Transcribe the listing that follows in full, omitting pictures.

* Information shown:
━━━━━━━━━━━━━━━━

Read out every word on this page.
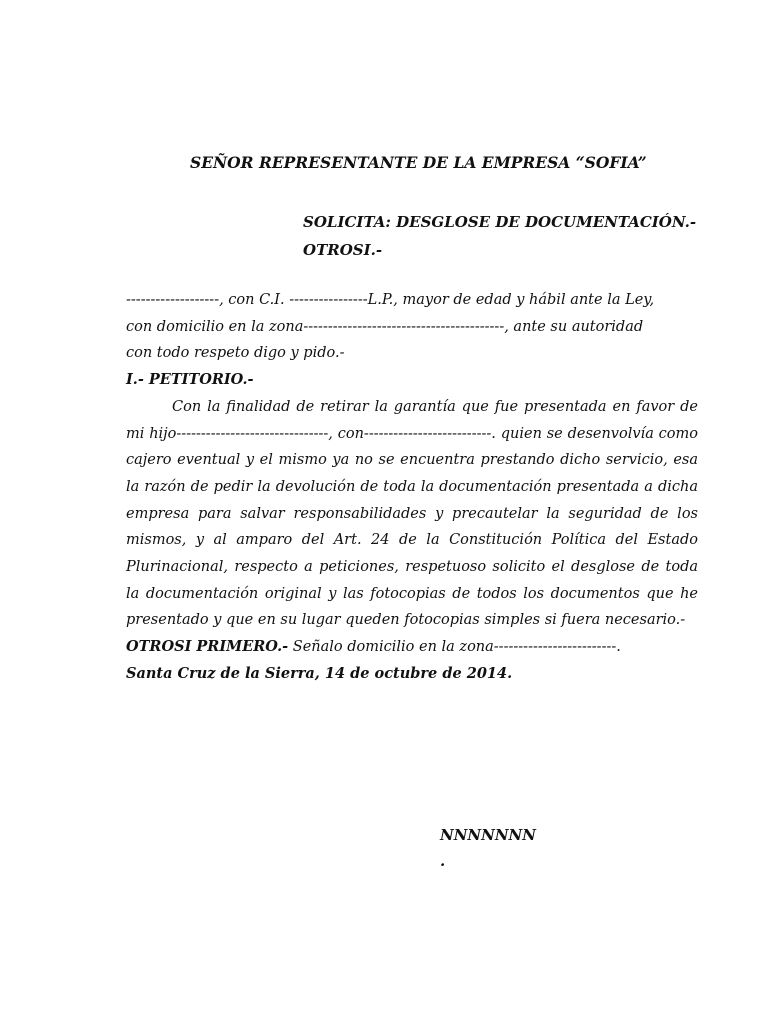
SEÑOR REPRESENTANTE DE LA EMPRESA “SOFIA”
SOLICITA: DESGLOSE DE DOCUMENTACIÓN.-
OTROSI.-

-------------------, con C.I. ----------------L.P., mayor de edad y hábil ante la Ley,

con domicilio en la zona-----------------------------------------, ante su autoridad

con todo respeto digo y pido.-

I.- PETITORIO.-

Con la finalidad de retirar la garantía que fue presentada en favor de mi hijo-------------------------------, con--------------------------. quien se desenvolvía como cajero eventual y el mismo ya no se encuentra prestando dicho servicio, esa la razón de pedir la devolución de toda la documentación presentada a dicha empresa para salvar responsabilidades y precautelar la seguridad de los mismos, y al amparo del Art. 24 de la Constitución Política del Estado Plurinacional, respecto a peticiones, respetuoso solicito el desglose de toda la documentación original y las fotocopias de todos los documentos que he presentado y que en su lugar queden fotocopias simples si fuera necesario.-

OTROSI PRIMERO.- Señalo domicilio en la zona-------------------------.

Santa Cruz de la Sierra, 14 de octubre de 2014.

NNNNNNN
.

━━━━━━━━━━━━━━━━

* Task output:
Read out every word on this page.
SEÑOR REPRESENTANTE DE LA EMPRESA “SOFIA”
SOLICITA: DESGLOSE DE DOCUMENTACIÓN.-
OTROSI.-

-------------------, con C.I. ----------------L.P., mayor de edad y hábil ante la Ley,

con domicilio en la zona-----------------------------------------, ante su autoridad

con todo respeto digo y pido.-

I.- PETITORIO.-

Con la finalidad de retirar la garantía que fue presentada en favor de mi hijo-------------------------------, con--------------------------. quien se desenvolvía como cajero eventual y el mismo ya no se encuentra prestando dicho servicio, esa la razón de pedir la devolución de toda la documentación presentada a dicha empresa para salvar responsabilidades y precautelar la seguridad de los mismos, y al amparo del Art. 24 de la Constitución Política del Estado Plurinacional, respecto a peticiones, respetuoso solicito el desglose de toda la documentación original y las fotocopias de todos los documentos que he presentado y que en su lugar queden fotocopias simples si fuera necesario.-

OTROSI PRIMERO.- Señalo domicilio en la zona-------------------------.

Santa Cruz de la Sierra, 14 de octubre de 2014.

NNNNNNN
.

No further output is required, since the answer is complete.